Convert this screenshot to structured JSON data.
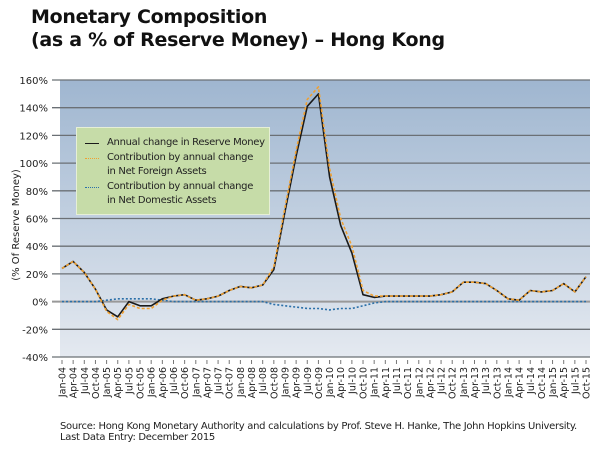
{
  "title_line1": "Monetary Composition",
  "title_line2": "(as a % of Reserve Money) – Hong Kong",
  "source_line1": "Source: Hong Kong Monetary Authority and calculations by Prof. Steve H. Hanke, The John Hopkins University.",
  "source_line2": "Last Data Entry: December 2015",
  "chart_data": {
    "type": "line",
    "title": "Monetary Composition (as a % of Reserve Money) – Hong Kong",
    "xlabel": "",
    "ylabel": "(% Of Reserve Money)",
    "ylim": [
      -40,
      160
    ],
    "yticks": [
      -40,
      -20,
      0,
      20,
      40,
      60,
      80,
      100,
      120,
      140,
      160
    ],
    "ytick_labels": [
      "-40%",
      "-20%",
      "0%",
      "20%",
      "40%",
      "60%",
      "80%",
      "100%",
      "120%",
      "140%",
      "160%"
    ],
    "grid": true,
    "legend_position": "upper-left",
    "x": [
      "Jan-04",
      "Apr-04",
      "Jul-04",
      "Oct-04",
      "Jan-05",
      "Apr-05",
      "Jul-05",
      "Oct-05",
      "Jan-06",
      "Apr-06",
      "Jul-06",
      "Oct-06",
      "Jan-07",
      "Apr-07",
      "Jul-07",
      "Oct-07",
      "Jan-08",
      "Apr-08",
      "Jul-08",
      "Oct-08",
      "Jan-09",
      "Apr-09",
      "Jul-09",
      "Oct-09",
      "Jan-10",
      "Apr-10",
      "Jul-10",
      "Oct-10",
      "Jan-11",
      "Apr-11",
      "Jul-11",
      "Oct-11",
      "Jan-12",
      "Apr-12",
      "Jul-12",
      "Oct-12",
      "Jan-13",
      "Apr-13",
      "Jul-13",
      "Oct-13",
      "Jan-14",
      "Apr-14",
      "Jul-14",
      "Oct-14",
      "Jan-15",
      "Apr-15",
      "Jul-15",
      "Oct-15"
    ],
    "series": [
      {
        "name": "Annual change in Reserve Money",
        "color": "#1a1a1a",
        "style": "solid",
        "values": [
          24,
          29,
          21,
          9,
          -6,
          -11,
          0,
          -3,
          -3,
          2,
          4,
          5,
          1,
          2,
          4,
          8,
          11,
          10,
          12,
          23,
          65,
          105,
          141,
          150,
          90,
          55,
          35,
          5,
          3,
          4,
          4,
          4,
          4,
          4,
          5,
          7,
          14,
          14,
          13,
          8,
          2,
          1,
          8,
          7,
          8,
          13,
          7,
          18
        ]
      },
      {
        "name": "Contribution by annual change in Net Foreign Assets",
        "color": "#f0a030",
        "style": "dashed",
        "values": [
          24,
          29,
          21,
          9,
          -7,
          -13,
          -2,
          -5,
          -5,
          1,
          4,
          5,
          1,
          2,
          4,
          8,
          11,
          10,
          12,
          25,
          68,
          109,
          146,
          155,
          96,
          60,
          40,
          8,
          4,
          4,
          4,
          4,
          4,
          4,
          5,
          7,
          14,
          14,
          13,
          8,
          2,
          1,
          8,
          7,
          8,
          13,
          7,
          18
        ]
      },
      {
        "name": "Contribution by annual change in Net Domestic Assets",
        "color": "#2a6fa8",
        "style": "dotted",
        "values": [
          0,
          0,
          0,
          0,
          1,
          2,
          2,
          2,
          2,
          1,
          0,
          0,
          0,
          0,
          0,
          0,
          0,
          0,
          0,
          -2,
          -3,
          -4,
          -5,
          -5,
          -6,
          -5,
          -5,
          -3,
          -1,
          0,
          0,
          0,
          0,
          0,
          0,
          0,
          0,
          0,
          0,
          0,
          0,
          0,
          0,
          0,
          0,
          0,
          0,
          0
        ]
      }
    ]
  }
}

══════════════════════════════

Request:
Write out again every line above exactly as given; the pictures do not belong in the copy.

Task answer:
Convert this screenshot to structured JSON data.
{
  "title_line1": "Monetary Composition",
  "title_line2": "(as a % of Reserve Money) – Hong Kong",
  "source_line1": "Source: Hong Kong Monetary Authority and calculations by Prof. Steve H. Hanke, The John Hopkins University.",
  "source_line2": "Last Data Entry: December 2015",
  "chart_data": {
    "type": "line",
    "title": "Monetary Composition (as a % of Reserve Money) – Hong Kong",
    "xlabel": "",
    "ylabel": "(% Of Reserve Money)",
    "ylim": [
      -40,
      160
    ],
    "yticks": [
      -40,
      -20,
      0,
      20,
      40,
      60,
      80,
      100,
      120,
      140,
      160
    ],
    "ytick_labels": [
      "-40%",
      "-20%",
      "0%",
      "20%",
      "40%",
      "60%",
      "80%",
      "100%",
      "120%",
      "140%",
      "160%"
    ],
    "grid": true,
    "legend_position": "upper-left",
    "x": [
      "Jan-04",
      "Apr-04",
      "Jul-04",
      "Oct-04",
      "Jan-05",
      "Apr-05",
      "Jul-05",
      "Oct-05",
      "Jan-06",
      "Apr-06",
      "Jul-06",
      "Oct-06",
      "Jan-07",
      "Apr-07",
      "Jul-07",
      "Oct-07",
      "Jan-08",
      "Apr-08",
      "Jul-08",
      "Oct-08",
      "Jan-09",
      "Apr-09",
      "Jul-09",
      "Oct-09",
      "Jan-10",
      "Apr-10",
      "Jul-10",
      "Oct-10",
      "Jan-11",
      "Apr-11",
      "Jul-11",
      "Oct-11",
      "Jan-12",
      "Apr-12",
      "Jul-12",
      "Oct-12",
      "Jan-13",
      "Apr-13",
      "Jul-13",
      "Oct-13",
      "Jan-14",
      "Apr-14",
      "Jul-14",
      "Oct-14",
      "Jan-15",
      "Apr-15",
      "Jul-15",
      "Oct-15"
    ],
    "series": [
      {
        "name": "Annual change in Reserve Money",
        "color": "#1a1a1a",
        "style": "solid",
        "values": [
          24,
          29,
          21,
          9,
          -6,
          -11,
          0,
          -3,
          -3,
          2,
          4,
          5,
          1,
          2,
          4,
          8,
          11,
          10,
          12,
          23,
          65,
          105,
          141,
          150,
          90,
          55,
          35,
          5,
          3,
          4,
          4,
          4,
          4,
          4,
          5,
          7,
          14,
          14,
          13,
          8,
          2,
          1,
          8,
          7,
          8,
          13,
          7,
          18
        ]
      },
      {
        "name": "Contribution by annual change in Net Foreign Assets",
        "color": "#f0a030",
        "style": "dashed",
        "values": [
          24,
          29,
          21,
          9,
          -7,
          -13,
          -2,
          -5,
          -5,
          1,
          4,
          5,
          1,
          2,
          4,
          8,
          11,
          10,
          12,
          25,
          68,
          109,
          146,
          155,
          96,
          60,
          40,
          8,
          4,
          4,
          4,
          4,
          4,
          4,
          5,
          7,
          14,
          14,
          13,
          8,
          2,
          1,
          8,
          7,
          8,
          13,
          7,
          18
        ]
      },
      {
        "name": "Contribution by annual change in Net Domestic Assets",
        "color": "#2a6fa8",
        "style": "dotted",
        "values": [
          0,
          0,
          0,
          0,
          1,
          2,
          2,
          2,
          2,
          1,
          0,
          0,
          0,
          0,
          0,
          0,
          0,
          0,
          0,
          -2,
          -3,
          -4,
          -5,
          -5,
          -6,
          -5,
          -5,
          -3,
          -1,
          0,
          0,
          0,
          0,
          0,
          0,
          0,
          0,
          0,
          0,
          0,
          0,
          0,
          0,
          0,
          0,
          0,
          0,
          0
        ]
      }
    ]
  }
}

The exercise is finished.